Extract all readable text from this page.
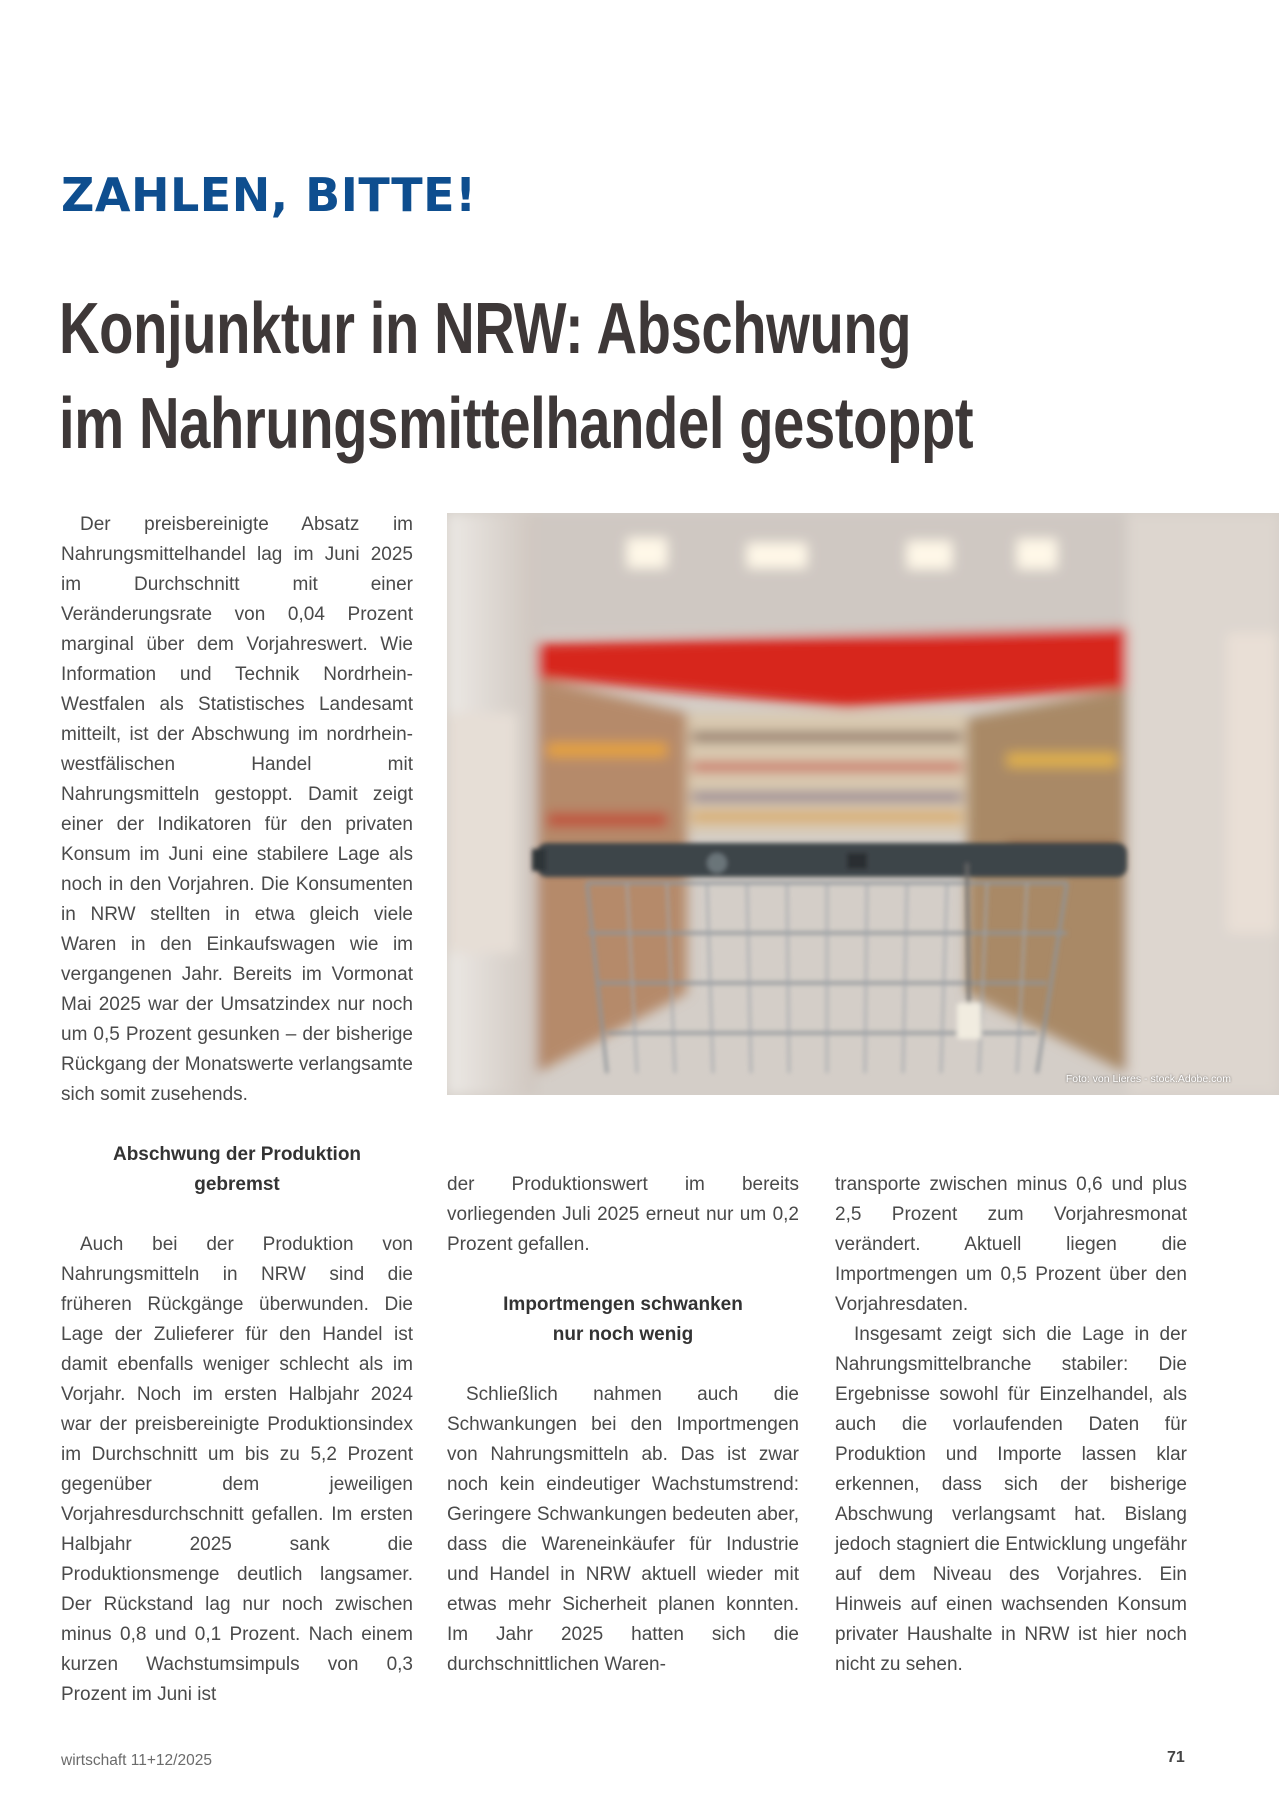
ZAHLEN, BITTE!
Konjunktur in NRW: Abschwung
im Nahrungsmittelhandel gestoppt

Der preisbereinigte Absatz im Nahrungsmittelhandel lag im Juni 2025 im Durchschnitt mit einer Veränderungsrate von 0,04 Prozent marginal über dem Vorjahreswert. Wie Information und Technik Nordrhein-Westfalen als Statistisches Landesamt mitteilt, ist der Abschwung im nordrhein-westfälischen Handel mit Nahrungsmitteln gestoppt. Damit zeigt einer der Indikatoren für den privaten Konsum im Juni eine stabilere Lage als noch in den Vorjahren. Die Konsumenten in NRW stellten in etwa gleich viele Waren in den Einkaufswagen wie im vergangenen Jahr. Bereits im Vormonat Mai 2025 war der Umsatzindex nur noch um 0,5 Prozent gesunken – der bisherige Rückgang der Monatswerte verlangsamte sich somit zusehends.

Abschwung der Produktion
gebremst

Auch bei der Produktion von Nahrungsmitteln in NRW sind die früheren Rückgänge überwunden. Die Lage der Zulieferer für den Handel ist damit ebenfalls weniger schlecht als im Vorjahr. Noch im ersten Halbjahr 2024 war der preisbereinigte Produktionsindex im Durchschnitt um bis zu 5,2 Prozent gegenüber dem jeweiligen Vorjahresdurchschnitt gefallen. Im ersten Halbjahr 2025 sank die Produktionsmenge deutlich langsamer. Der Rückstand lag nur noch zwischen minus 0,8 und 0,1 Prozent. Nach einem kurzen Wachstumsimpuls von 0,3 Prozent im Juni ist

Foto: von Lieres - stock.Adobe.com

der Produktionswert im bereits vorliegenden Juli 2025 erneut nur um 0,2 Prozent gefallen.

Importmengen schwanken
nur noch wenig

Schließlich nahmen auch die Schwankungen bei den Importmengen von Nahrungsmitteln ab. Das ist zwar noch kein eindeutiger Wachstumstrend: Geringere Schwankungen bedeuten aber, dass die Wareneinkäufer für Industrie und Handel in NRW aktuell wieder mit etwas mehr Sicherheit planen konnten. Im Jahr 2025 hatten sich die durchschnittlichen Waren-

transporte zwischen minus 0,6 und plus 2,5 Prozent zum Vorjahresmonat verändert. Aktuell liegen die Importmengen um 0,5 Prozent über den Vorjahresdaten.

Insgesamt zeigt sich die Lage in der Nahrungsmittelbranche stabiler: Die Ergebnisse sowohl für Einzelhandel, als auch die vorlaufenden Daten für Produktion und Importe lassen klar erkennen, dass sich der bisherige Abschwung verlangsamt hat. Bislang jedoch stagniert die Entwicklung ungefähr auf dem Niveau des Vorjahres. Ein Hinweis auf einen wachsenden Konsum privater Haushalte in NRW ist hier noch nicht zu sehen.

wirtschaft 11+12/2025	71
--------------------------------------------------
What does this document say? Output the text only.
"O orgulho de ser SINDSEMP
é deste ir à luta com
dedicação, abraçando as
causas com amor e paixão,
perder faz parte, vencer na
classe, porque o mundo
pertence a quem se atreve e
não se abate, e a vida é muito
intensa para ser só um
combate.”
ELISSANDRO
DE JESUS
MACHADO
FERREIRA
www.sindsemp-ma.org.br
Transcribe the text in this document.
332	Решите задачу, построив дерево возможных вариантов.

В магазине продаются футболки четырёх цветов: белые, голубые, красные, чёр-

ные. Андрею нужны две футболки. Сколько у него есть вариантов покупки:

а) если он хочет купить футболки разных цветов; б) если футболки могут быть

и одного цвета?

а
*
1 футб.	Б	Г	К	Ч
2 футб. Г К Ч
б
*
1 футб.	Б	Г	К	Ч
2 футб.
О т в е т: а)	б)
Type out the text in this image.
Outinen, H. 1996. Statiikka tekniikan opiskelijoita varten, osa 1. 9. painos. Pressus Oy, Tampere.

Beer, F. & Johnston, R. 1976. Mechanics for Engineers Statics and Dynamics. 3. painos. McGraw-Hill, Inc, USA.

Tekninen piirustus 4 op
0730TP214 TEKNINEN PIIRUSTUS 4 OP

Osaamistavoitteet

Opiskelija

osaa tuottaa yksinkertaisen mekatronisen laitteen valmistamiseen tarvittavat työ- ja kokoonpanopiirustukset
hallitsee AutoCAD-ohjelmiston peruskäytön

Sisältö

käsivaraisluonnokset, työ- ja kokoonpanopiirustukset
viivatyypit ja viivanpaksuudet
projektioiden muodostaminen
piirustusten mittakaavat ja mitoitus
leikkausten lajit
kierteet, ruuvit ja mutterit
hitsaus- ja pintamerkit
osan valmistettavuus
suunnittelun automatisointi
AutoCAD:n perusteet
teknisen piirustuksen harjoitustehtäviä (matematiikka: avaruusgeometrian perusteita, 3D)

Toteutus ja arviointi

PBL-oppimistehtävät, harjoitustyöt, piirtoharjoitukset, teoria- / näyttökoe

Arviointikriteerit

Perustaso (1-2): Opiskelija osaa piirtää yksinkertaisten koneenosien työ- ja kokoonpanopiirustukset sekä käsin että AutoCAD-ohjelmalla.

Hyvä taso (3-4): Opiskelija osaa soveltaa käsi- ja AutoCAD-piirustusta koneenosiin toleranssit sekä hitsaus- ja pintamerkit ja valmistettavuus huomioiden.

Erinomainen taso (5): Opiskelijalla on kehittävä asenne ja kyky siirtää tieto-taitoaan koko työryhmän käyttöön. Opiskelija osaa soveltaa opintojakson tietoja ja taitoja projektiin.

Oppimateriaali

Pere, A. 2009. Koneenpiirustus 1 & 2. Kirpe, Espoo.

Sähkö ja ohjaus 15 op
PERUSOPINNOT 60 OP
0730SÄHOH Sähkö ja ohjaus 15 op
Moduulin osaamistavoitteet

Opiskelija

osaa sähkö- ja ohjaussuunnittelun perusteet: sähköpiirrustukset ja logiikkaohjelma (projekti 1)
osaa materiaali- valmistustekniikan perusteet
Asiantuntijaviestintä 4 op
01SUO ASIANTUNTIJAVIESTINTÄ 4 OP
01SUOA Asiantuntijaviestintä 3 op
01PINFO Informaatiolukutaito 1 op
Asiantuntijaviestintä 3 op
--------------------------------------------------
Copy out every line with the word "perusteet".

Written response:
AutoCAD:n perusteet
osaa sähkö- ja ohjaussuunnittelun perusteet: sähköpiirrustukset ja logiikkaohjelma (projekti 1)
osaa materiaali- valmistustekniikan perusteet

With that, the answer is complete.